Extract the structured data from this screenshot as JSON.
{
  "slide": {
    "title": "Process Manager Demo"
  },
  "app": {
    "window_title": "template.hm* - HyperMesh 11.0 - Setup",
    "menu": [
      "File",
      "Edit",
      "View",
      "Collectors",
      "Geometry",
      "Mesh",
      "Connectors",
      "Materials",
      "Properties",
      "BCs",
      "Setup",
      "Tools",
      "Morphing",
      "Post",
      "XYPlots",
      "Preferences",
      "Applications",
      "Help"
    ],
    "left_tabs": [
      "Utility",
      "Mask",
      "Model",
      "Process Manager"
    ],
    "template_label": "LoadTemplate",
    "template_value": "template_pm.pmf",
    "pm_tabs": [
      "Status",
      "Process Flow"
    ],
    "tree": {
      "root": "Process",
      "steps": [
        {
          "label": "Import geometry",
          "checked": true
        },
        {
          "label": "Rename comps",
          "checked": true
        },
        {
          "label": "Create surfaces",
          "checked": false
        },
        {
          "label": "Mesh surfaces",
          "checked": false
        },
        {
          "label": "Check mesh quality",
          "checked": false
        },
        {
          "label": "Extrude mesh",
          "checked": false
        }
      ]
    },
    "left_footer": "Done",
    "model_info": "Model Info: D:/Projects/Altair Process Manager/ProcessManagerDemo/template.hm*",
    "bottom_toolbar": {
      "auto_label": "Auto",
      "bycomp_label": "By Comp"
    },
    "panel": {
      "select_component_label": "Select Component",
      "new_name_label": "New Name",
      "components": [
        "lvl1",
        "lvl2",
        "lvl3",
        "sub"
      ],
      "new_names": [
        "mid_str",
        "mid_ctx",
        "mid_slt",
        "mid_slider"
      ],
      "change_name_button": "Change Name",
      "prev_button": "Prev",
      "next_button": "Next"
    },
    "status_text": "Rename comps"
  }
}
•••••
WHAT YOU WILL DO | Look over the records above and copy each line that includes the string "Setup".

TASK SOLUTION |
    "window_title": "template.hm* - HyperMesh 11.0 - Setup",
      "Setup",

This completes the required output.